Trecho selecionado:

13 de março de 2014

Dilemas da reforma agrária no Brasil

Homero de Oliveira Costa prof. ciência política da UFRN

            Na campanha eleitoral de 2002, o então candidato Luiz Inácio Lula da Silva prometeu entre outras coisas (como acabar com a fome) fazer uma reforma agrária no país. Um avanço considerável uma vez que o tema, por razões óbvias, não era objetivo dos governos anteriores (ditadura militar e os governos civis pós-ditadura).  No início do seu governo, em 2003, foi elaborado um Plano Nacional de Reforma Agrária, cujo objetivo principal era o de iniciar um processo de desconcentração fundiária e, tinha com uma de suas metas assentarem 400 mil famílias (30 mil em 2003, 115 em 2004, 115 em 2005 e 140 mil em 2006), regularizar a posse de trabalhadores rurais que ocupavam terras, beneficiar 130 mil famílias com o crédito fundiário, recuperar a capacidade produtiva e a viabilidade econômica dos assentamentos, criação de novos postos (permanentes) de trabalho no setor, reconhecer, demarcar e titular áreas das comunidades quilombolas e garantir o reassentamento dos ocupantes não índios de áreas indígenas.

Objetivo 1:
Enumere tudo o que o Plano Nacional de Reforma Agrária previa fazer, conforme o trecho selecionado, além do objetivo principal de desconcentração fundiária.
Objetivo 2:
Segundo o trecho selecionado, em que ano foi elaborado o Plano Nacional de Reforma Agrária?
Baseie-se somente no trecho selecionado.

Seção de dados:
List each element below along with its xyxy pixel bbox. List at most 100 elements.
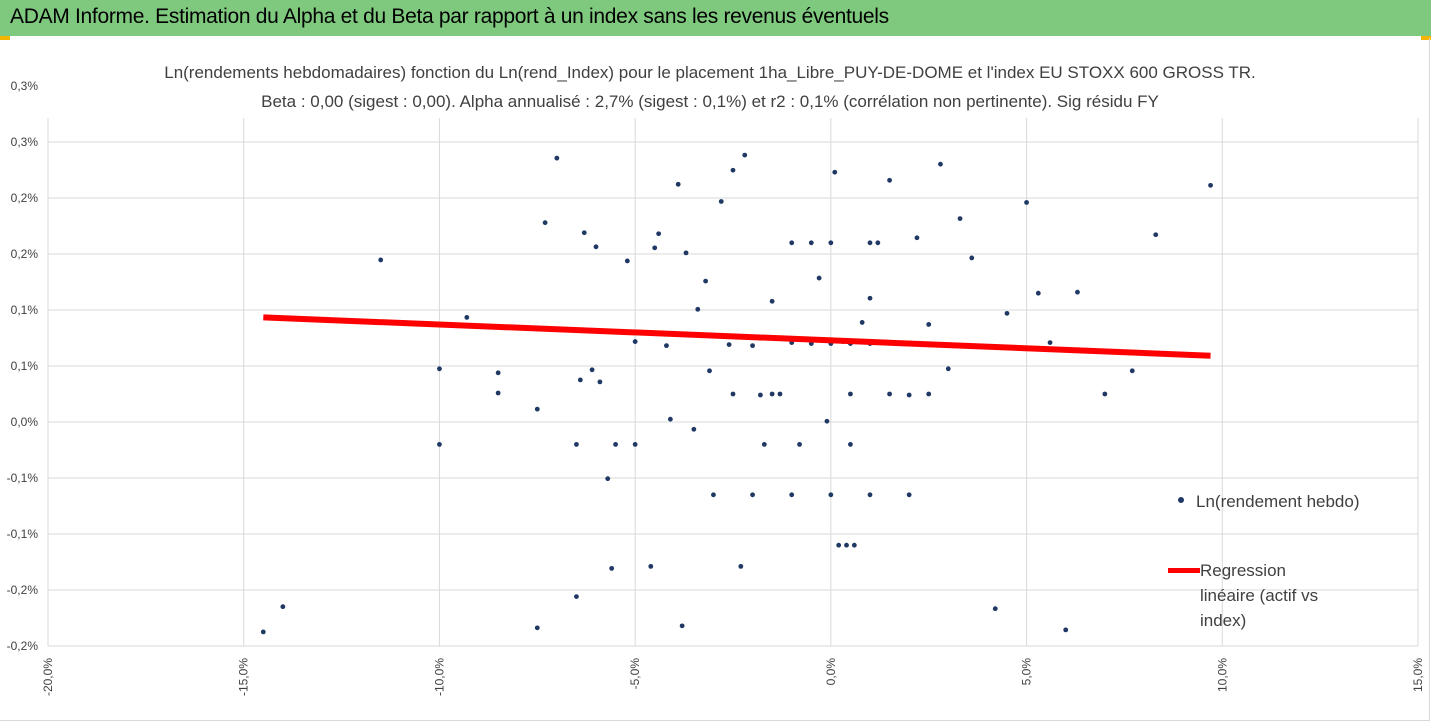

Resultado correto 1:
- Assentar 400 mil famílias
- Regularizar a posse de trabalhadores rurais que ocupavam terras
- Beneficiar 130 mil famílias com o crédito fundiário
- Recuperar a capacidade produtiva e a viabilidade econômica dos assentamentos
- Criar novos postos permanentes de trabalho no setor
- Reconhecer, demarcar e titular áreas das comunidades quilombolas
- Garantir o reassentamento dos ocupantes não índios de áreas indígenas

Resultado correto 2:
Em 2003, no início do governo Lula.